== MATERIAL FOR THIS EXERCISE ==
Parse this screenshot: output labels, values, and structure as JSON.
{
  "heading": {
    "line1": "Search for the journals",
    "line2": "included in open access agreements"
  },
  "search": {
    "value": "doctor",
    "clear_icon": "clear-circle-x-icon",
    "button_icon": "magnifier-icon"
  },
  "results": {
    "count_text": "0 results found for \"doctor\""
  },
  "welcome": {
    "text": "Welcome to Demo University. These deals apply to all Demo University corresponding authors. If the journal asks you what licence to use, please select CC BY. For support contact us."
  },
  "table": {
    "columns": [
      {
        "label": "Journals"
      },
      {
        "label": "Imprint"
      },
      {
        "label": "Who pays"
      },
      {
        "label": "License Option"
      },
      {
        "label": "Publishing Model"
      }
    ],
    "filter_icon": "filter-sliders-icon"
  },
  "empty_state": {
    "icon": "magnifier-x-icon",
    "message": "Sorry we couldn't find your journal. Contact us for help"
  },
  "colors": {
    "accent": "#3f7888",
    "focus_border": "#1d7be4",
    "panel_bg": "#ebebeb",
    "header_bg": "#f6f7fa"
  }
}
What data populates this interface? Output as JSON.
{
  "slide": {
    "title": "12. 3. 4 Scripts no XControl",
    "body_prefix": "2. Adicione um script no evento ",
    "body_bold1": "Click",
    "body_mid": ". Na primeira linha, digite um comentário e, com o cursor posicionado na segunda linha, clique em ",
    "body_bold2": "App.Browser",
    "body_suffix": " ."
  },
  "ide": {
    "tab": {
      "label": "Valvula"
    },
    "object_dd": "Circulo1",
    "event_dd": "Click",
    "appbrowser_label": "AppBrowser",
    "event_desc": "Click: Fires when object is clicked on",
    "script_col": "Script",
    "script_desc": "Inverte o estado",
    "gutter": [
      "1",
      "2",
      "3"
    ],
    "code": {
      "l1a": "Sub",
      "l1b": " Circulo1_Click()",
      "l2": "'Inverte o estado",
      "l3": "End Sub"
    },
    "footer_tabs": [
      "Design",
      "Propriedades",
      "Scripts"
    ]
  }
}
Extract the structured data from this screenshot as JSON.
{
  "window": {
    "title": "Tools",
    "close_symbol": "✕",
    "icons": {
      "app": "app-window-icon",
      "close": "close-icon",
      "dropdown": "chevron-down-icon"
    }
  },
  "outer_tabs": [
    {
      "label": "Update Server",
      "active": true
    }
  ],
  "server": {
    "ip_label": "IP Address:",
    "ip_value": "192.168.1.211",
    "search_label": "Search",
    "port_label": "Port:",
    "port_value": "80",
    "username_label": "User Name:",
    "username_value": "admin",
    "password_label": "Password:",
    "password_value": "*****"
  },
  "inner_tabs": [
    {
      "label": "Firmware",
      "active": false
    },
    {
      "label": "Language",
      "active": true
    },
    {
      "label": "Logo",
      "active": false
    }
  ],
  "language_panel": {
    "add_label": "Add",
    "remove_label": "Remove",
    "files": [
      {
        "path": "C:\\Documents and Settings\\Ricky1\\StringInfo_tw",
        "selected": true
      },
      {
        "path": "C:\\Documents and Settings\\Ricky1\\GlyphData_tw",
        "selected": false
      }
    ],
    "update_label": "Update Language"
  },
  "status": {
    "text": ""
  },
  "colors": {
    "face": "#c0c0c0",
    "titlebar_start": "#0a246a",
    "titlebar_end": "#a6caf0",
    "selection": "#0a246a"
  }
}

== WRITTEN PROBLEM ==
Write the listing out again, exactly as shown above.

== PROBLEM SOLUTION ==
Parse this screenshot: output labels, values, and structure as JSON.
{
  "heading": {
    "line1": "Search for the journals",
    "line2": "included in open access agreements"
  },
  "search": {
    "value": "doctor",
    "clear_icon": "clear-circle-x-icon",
    "button_icon": "magnifier-icon"
  },
  "results": {
    "count_text": "0 results found for \"doctor\""
  },
  "welcome": {
    "text": "Welcome to Demo University. These deals apply to all Demo University corresponding authors. If the journal asks you what licence to use, please select CC BY. For support contact us."
  },
  "table": {
    "columns": [
      {
        "label": "Journals"
      },
      {
        "label": "Imprint"
      },
      {
        "label": "Who pays"
      },
      {
        "label": "License Option"
      },
      {
        "label": "Publishing Model"
      }
    ],
    "filter_icon": "filter-sliders-icon"
  },
  "empty_state": {
    "icon": "magnifier-x-icon",
    "message": "Sorry we couldn't find your journal. Contact us for help"
  },
  "colors": {
    "accent": "#3f7888",
    "focus_border": "#1d7be4",
    "panel_bg": "#ebebeb",
    "header_bg": "#f6f7fa"
  }
}
What data populates this interface? Output as JSON.
{
  "slide": {
    "title": "12. 3. 4 Scripts no XControl",
    "body_prefix": "2. Adicione um script no evento ",
    "body_bold1": "Click",
    "body_mid": ". Na primeira linha, digite um comentário e, com o cursor posicionado na segunda linha, clique em ",
    "body_bold2": "App.Browser",
    "body_suffix": " ."
  },
  "ide": {
    "tab": {
      "label": "Valvula"
    },
    "object_dd": "Circulo1",
    "event_dd": "Click",
    "appbrowser_label": "AppBrowser",
    "event_desc": "Click: Fires when object is clicked on",
    "script_col": "Script",
    "script_desc": "Inverte o estado",
    "gutter": [
      "1",
      "2",
      "3"
    ],
    "code": {
      "l1a": "Sub",
      "l1b": " Circulo1_Click()",
      "l2": "'Inverte o estado",
      "l3": "End Sub"
    },
    "footer_tabs": [
      "Design",
      "Propriedades",
      "Scripts"
    ]
  }
}
Extract the structured data from this screenshot as JSON.
{
  "window": {
    "title": "Tools",
    "close_symbol": "✕",
    "icons": {
      "app": "app-window-icon",
      "close": "close-icon",
      "dropdown": "chevron-down-icon"
    }
  },
  "outer_tabs": [
    {
      "label": "Update Server",
      "active": true
    }
  ],
  "server": {
    "ip_label": "IP Address:",
    "ip_value": "192.168.1.211",
    "search_label": "Search",
    "port_label": "Port:",
    "port_value": "80",
    "username_label": "User Name:",
    "username_value": "admin",
    "password_label": "Password:",
    "password_value": "*****"
  },
  "inner_tabs": [
    {
      "label": "Firmware",
      "active": false
    },
    {
      "label": "Language",
      "active": true
    },
    {
      "label": "Logo",
      "active": false
    }
  ],
  "language_panel": {
    "add_label": "Add",
    "remove_label": "Remove",
    "files": [
      {
        "path": "C:\\Documents and Settings\\Ricky1\\StringInfo_tw",
        "selected": true
      },
      {
        "path": "C:\\Documents and Settings\\Ricky1\\GlyphData_tw",
        "selected": false
      }
    ],
    "update_label": "Update Language"
  },
  "status": {
    "text": ""
  },
  "colors": {
    "face": "#c0c0c0",
    "titlebar_start": "#0a246a",
    "titlebar_end": "#a6caf0",
    "selection": "#0a246a"
  }
}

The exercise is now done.